>> Start Items
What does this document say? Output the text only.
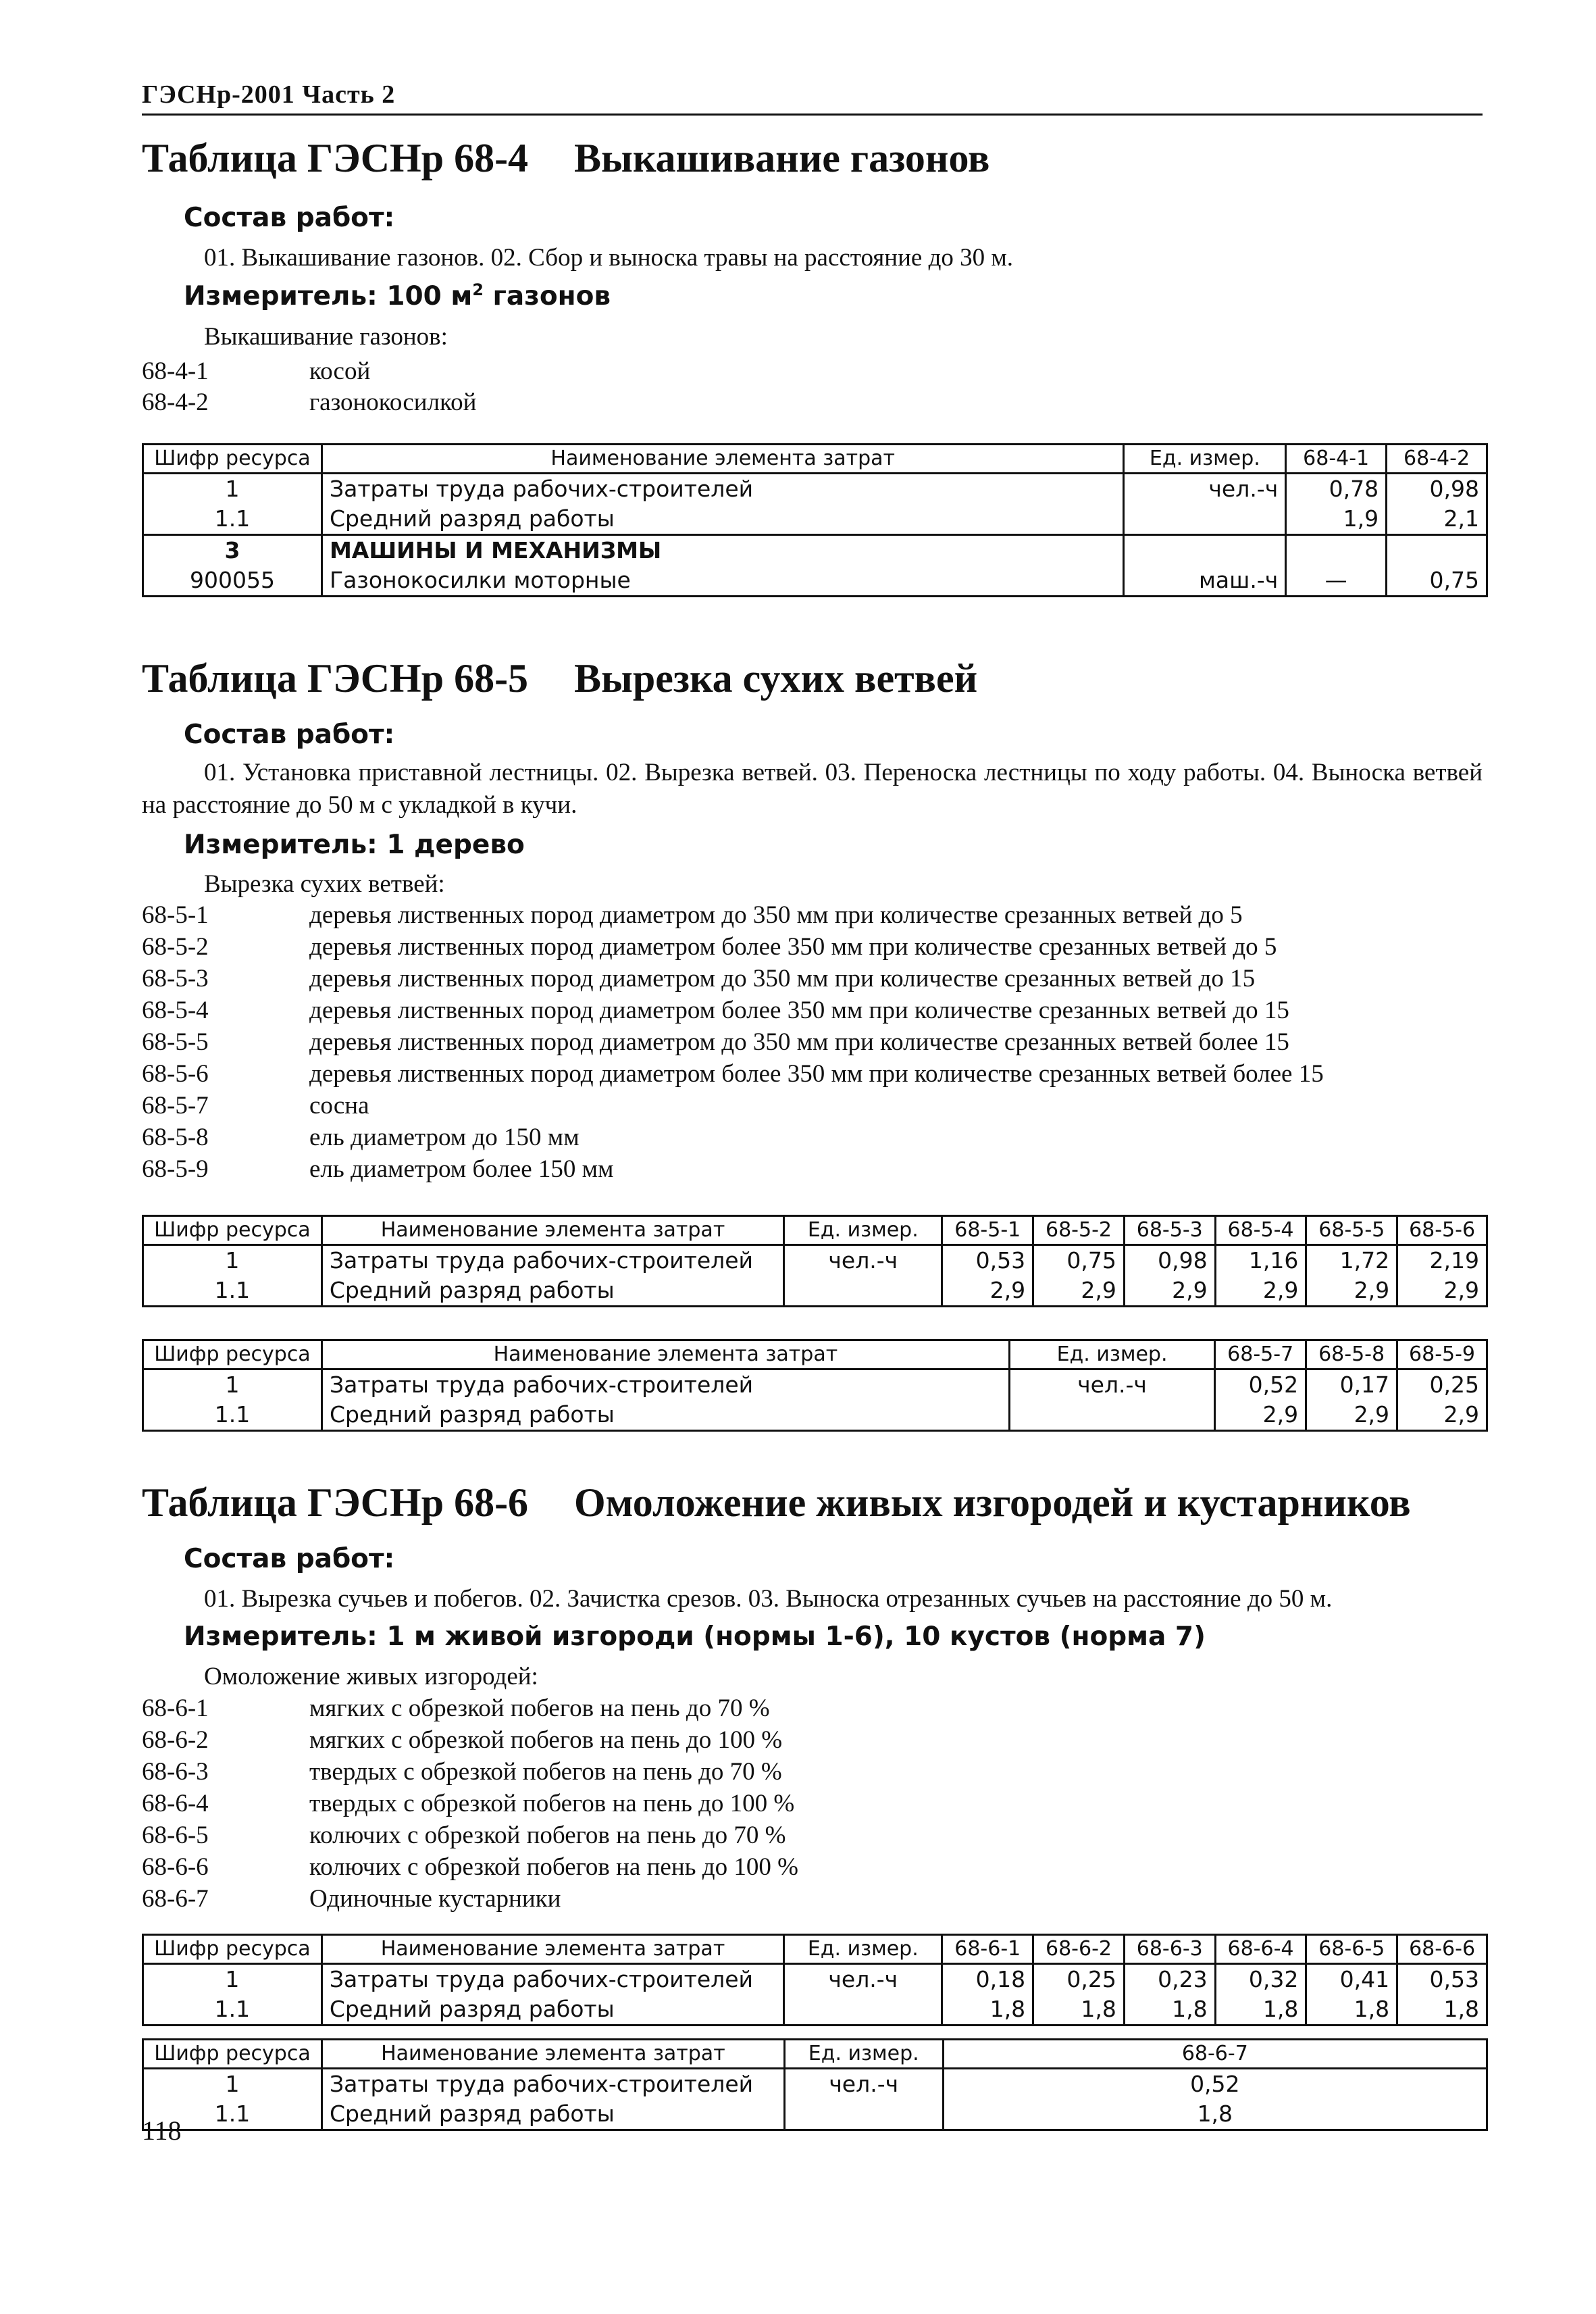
ГЭСНр-2001 Часть 2
Таблица ГЭСНр 68-4 Выкашивание газонов
Состав работ:
01. Выкашивание газонов. 02. Сбор и выноска травы на расстояние до 30 м.
Измеритель: 100 $м^2$ газонов
Выкашивание газонов:
68-4-1	косой
68-4-2	газонокосилкой
Шифр ресурса	Наименование элемента затрат	Ед. измер.	68-4-1	68-4-2
1	Затраты труда рабочих-строителей	чел.-ч	0,78	0,98
1.1	Средний разряд работы		1,9	2,1
3	МАШИНЫ И МЕХАНИЗМЫ			
900055	Газонокосилки моторные	маш.-ч	—	0,75
Таблица ГЭСНр 68-5 Вырезка сухих ветвей
Состав работ:
01. Установка приставной лестницы. 02. Вырезка ветвей. 03. Переноска лестницы по ходу работы. 04. Выноска ветвей на расстояние до 50 м с укладкой в кучи.
Измеритель: 1 дерево
Вырезка сухих ветвей:
68-5-1	деревья лиственных пород диаметром до 350 мм при количестве срезанных ветвей до 5
68-5-2	деревья лиственных пород диаметром более 350 мм при количестве срезанных ветвей до 5
68-5-3	деревья лиственных пород диаметром до 350 мм при количестве срезанных ветвей до 15
68-5-4	деревья лиственных пород диаметром более 350 мм при количестве срезанных ветвей до 15
68-5-5	деревья лиственных пород диаметром до 350 мм при количестве срезанных ветвей более 15
68-5-6	деревья лиственных пород диаметром более 350 мм при количестве срезанных ветвей более 15
68-5-7	сосна
68-5-8	ель диаметром до 150 мм
68-5-9	ель диаметром более 150 мм
Шифр ресурса	Наименование элемента затрат	Ед. измер.	68-5-1	68-5-2	68-5-3	68-5-4	68-5-5	68-5-6
1	Затраты труда рабочих-строителей	чел.-ч	0,53	0,75	0,98	1,16	1,72	2,19
1.1	Средний разряд работы		2,9	2,9	2,9	2,9	2,9	2,9
Шифр ресурса	Наименование элемента затрат	Ед. измер.	68-5-7	68-5-8	68-5-9
1	Затраты труда рабочих-строителей	чел.-ч	0,52	0,17	0,25
1.1	Средний разряд работы		2,9	2,9	2,9
Таблица ГЭСНр 68-6 Омоложение живых изгородей и кустарников
Состав работ:
01. Вырезка сучьев и побегов. 02. Зачистка срезов. 03. Выноска отрезанных сучьев на расстояние до 50 м.
Измеритель: 1 м живой изгороди (нормы 1-6), 10 кустов (норма 7)
Омоложение живых изгородей:
68-6-1	мягких с обрезкой побегов на пень до 70 %
68-6-2	мягких с обрезкой побегов на пень до 100 %
68-6-3	твердых с обрезкой побегов на пень до 70 %
68-6-4	твердых с обрезкой побегов на пень до 100 %
68-6-5	колючих с обрезкой побегов на пень до 70 %
68-6-6	колючих с обрезкой побегов на пень до 100 %
68-6-7	Одиночные кустарники
Шифр ресурса	Наименование элемента затрат	Ед. измер.	68-6-1	68-6-2	68-6-3	68-6-4	68-6-5	68-6-6
1	Затраты труда рабочих-строителей	чел.-ч	0,18	0,25	0,23	0,32	0,41	0,53
1.1	Средний разряд работы		1,8	1,8	1,8	1,8	1,8	1,8
Шифр ресурса	Наименование элемента затрат	Ед. измер.	68-6-7
1	Затраты труда рабочих-строителей	чел.-ч	0,52
1.1	Средний разряд работы		1,8
118
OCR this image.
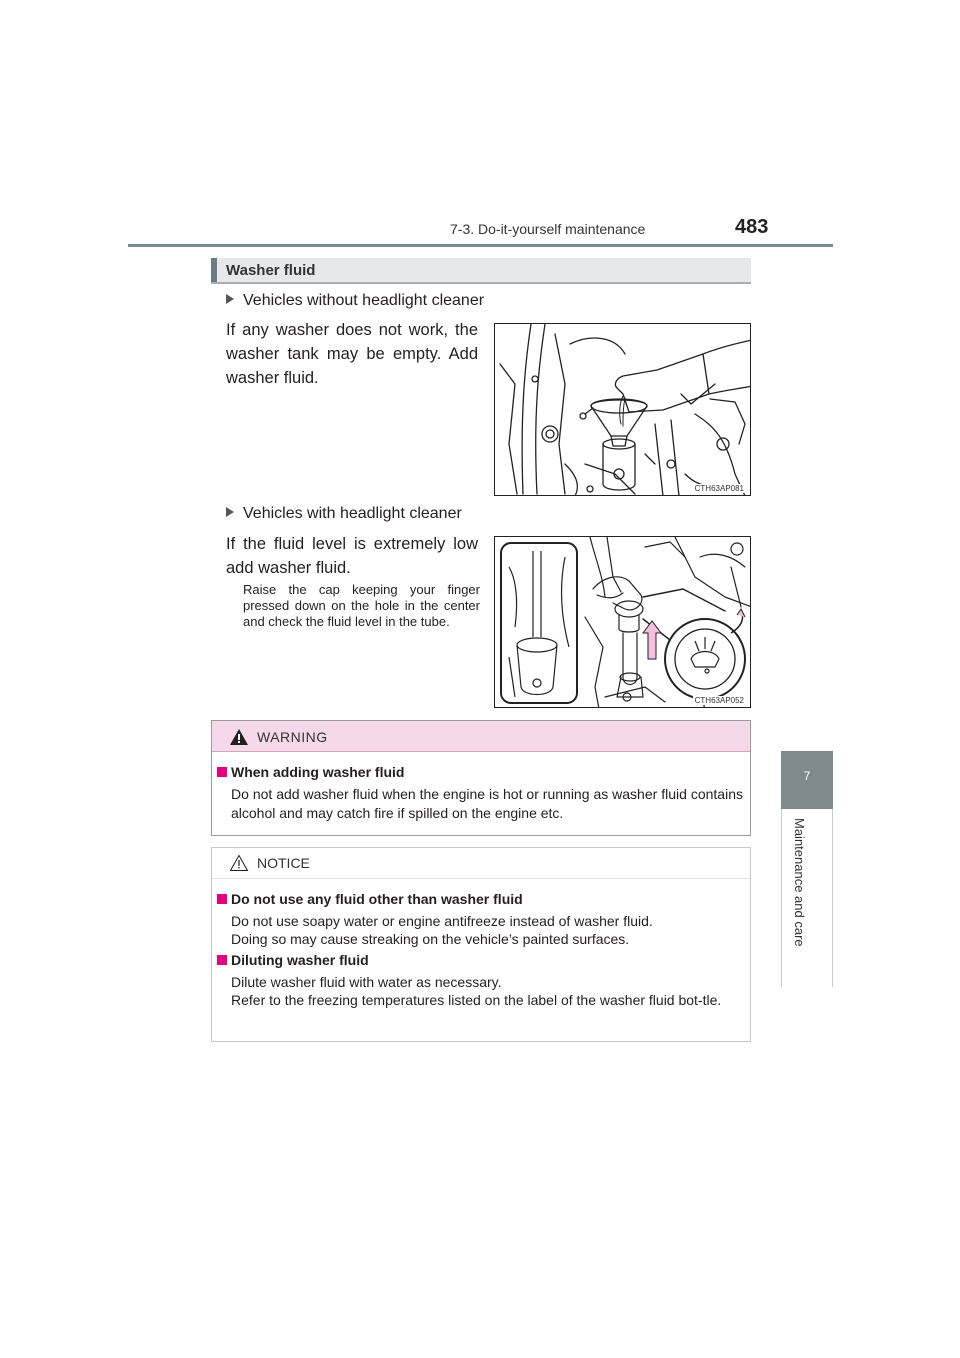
7-3. Do-it-yourself maintenance	483
7
Maintenance and care
Washer fluid
Vehicles without headlight cleaner
If any washer does not work, the washer tank may be empty. Add washer fluid.
CTH63AP081
Vehicles with headlight cleaner
If the fluid level is extremely low add washer fluid.
Raise the cap keeping your finger pressed down on the hole in the center and check the fluid level in the tube.
CTH63AP052
WARNING
When adding washer fluid
Do not add washer fluid when the engine is hot or running as washer fluid contains alcohol and may catch fire if spilled on the engine etc.
NOTICE
Do not use any fluid other than washer fluid
Do not use soapy water or engine antifreeze instead of washer fluid.
Doing so may cause streaking on the vehicle’s painted surfaces.
Diluting washer fluid
Dilute washer fluid with water as necessary.
Refer to the freezing temperatures listed on the label of the washer fluid bot-tle.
>> End Items
> [Work required]: Scan the records above for the string "Наименование", then select every line that holds it.

> [Complete output]:
Шифр ресурса	Наименование элемента затрат	Ед. измер.	68-4-1	68-4-2
Шифр ресурса	Наименование элемента затрат	Ед. измер.	68-5-1	68-5-2	68-5-3	68-5-4	68-5-5	68-5-6
Шифр ресурса	Наименование элемента затрат	Ед. измер.	68-5-7	68-5-8	68-5-9
Шифр ресурса	Наименование элемента затрат	Ед. измер.	68-6-1	68-6-2	68-6-3	68-6-4	68-6-5	68-6-6
Шифр ресурса	Наименование элемента затрат	Ед. измер.	68-6-7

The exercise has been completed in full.